# start of Entries supplied

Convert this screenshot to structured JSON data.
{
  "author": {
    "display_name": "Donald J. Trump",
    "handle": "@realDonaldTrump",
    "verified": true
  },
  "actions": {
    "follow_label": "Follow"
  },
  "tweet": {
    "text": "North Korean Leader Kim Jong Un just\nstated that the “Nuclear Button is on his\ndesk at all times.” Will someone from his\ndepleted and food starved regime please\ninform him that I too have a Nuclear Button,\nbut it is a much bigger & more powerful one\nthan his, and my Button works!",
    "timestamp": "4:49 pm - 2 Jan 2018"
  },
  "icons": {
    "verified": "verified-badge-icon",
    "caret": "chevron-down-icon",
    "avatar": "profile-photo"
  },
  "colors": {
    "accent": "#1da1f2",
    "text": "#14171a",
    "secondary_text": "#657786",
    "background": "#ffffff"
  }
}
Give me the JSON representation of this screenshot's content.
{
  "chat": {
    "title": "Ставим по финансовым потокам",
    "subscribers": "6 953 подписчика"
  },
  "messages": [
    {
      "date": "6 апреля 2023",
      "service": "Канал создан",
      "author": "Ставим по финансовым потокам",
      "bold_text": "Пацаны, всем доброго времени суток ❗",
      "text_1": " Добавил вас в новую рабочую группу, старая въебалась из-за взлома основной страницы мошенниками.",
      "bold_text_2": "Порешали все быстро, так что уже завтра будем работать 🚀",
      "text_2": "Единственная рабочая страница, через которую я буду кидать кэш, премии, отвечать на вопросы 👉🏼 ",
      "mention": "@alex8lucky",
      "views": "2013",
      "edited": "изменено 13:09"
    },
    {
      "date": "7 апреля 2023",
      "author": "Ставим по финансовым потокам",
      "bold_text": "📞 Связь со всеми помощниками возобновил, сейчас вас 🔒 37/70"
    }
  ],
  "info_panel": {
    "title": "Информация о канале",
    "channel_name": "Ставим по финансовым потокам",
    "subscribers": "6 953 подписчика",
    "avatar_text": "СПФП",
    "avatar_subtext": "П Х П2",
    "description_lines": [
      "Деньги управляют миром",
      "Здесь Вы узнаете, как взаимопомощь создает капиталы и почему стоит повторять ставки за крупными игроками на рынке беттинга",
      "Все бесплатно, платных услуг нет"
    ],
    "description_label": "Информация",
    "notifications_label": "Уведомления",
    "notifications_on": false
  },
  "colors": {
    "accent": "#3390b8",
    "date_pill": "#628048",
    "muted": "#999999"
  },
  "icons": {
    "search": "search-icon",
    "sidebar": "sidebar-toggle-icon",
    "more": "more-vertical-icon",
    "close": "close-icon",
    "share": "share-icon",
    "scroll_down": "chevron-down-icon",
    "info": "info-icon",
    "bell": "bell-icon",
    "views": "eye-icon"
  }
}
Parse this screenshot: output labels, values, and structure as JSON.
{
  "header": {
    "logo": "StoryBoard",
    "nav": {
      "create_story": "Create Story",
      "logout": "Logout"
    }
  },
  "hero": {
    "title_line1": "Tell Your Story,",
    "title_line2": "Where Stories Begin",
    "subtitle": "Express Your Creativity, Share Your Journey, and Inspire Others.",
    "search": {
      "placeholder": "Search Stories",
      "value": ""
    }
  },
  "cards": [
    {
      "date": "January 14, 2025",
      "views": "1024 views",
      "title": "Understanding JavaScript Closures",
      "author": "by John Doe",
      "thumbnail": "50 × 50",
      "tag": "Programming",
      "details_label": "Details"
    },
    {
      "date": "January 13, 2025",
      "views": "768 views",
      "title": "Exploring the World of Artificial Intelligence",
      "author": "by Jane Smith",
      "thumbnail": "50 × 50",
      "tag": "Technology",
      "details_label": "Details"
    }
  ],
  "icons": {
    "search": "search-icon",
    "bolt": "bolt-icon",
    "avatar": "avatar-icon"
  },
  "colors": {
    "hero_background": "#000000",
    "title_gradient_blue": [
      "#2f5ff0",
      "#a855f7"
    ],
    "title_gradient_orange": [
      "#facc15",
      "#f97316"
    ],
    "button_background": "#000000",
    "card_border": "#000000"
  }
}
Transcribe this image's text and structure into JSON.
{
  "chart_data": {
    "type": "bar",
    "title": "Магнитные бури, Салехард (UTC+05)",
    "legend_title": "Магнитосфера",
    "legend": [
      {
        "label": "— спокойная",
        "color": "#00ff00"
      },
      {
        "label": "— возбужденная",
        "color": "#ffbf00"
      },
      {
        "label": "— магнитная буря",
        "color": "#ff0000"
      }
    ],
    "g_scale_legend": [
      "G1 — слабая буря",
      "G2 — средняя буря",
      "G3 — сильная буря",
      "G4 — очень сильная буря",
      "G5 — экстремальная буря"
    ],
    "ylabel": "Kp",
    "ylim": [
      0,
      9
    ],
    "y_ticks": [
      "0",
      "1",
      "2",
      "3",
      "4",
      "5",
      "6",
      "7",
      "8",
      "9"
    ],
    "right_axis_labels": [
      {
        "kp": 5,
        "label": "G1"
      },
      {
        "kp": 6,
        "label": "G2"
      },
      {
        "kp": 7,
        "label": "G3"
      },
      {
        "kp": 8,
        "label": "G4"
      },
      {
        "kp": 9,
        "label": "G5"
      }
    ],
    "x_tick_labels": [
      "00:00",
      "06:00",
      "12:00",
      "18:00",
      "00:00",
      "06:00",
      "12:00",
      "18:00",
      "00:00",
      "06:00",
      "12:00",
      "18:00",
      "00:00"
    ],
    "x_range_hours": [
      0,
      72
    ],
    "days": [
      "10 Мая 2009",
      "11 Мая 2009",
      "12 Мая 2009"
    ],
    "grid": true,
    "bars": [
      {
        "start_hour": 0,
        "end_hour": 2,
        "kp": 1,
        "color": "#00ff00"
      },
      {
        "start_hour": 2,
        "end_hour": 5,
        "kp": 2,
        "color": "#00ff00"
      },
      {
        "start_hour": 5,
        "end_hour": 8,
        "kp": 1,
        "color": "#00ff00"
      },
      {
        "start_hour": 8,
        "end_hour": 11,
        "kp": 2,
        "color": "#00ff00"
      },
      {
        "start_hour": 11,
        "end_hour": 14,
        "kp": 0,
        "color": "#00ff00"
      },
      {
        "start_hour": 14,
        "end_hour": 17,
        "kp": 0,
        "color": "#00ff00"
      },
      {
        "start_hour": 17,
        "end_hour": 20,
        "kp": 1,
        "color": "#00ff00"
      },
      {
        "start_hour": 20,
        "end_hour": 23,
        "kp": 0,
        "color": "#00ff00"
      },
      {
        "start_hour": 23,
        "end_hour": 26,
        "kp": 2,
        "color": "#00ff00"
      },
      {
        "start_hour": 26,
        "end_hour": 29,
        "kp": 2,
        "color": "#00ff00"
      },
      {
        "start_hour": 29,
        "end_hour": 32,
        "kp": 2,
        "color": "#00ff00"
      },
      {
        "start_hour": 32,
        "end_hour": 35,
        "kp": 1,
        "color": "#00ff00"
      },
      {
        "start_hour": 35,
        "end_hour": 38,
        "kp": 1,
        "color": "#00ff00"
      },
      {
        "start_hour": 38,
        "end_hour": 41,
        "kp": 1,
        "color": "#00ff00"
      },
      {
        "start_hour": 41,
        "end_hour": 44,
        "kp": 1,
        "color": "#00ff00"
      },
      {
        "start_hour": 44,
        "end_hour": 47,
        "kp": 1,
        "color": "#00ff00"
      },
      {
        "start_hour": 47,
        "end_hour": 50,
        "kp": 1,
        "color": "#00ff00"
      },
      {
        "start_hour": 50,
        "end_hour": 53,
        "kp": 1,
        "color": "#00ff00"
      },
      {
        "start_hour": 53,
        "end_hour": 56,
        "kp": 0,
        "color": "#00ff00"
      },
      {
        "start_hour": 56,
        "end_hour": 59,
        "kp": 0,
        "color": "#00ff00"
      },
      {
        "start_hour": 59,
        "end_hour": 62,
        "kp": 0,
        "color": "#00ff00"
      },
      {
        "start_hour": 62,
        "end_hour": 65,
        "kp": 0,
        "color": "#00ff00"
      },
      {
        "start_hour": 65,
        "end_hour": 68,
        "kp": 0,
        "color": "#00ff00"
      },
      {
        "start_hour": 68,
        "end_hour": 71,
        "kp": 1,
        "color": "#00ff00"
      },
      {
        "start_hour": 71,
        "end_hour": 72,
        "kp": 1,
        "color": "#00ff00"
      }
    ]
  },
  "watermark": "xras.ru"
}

# end of Entries supplied

Aim –
Copy out all lines that carry the word "verified".

Exercise answer –
    "verified": true
    "verified": "verified-badge-icon",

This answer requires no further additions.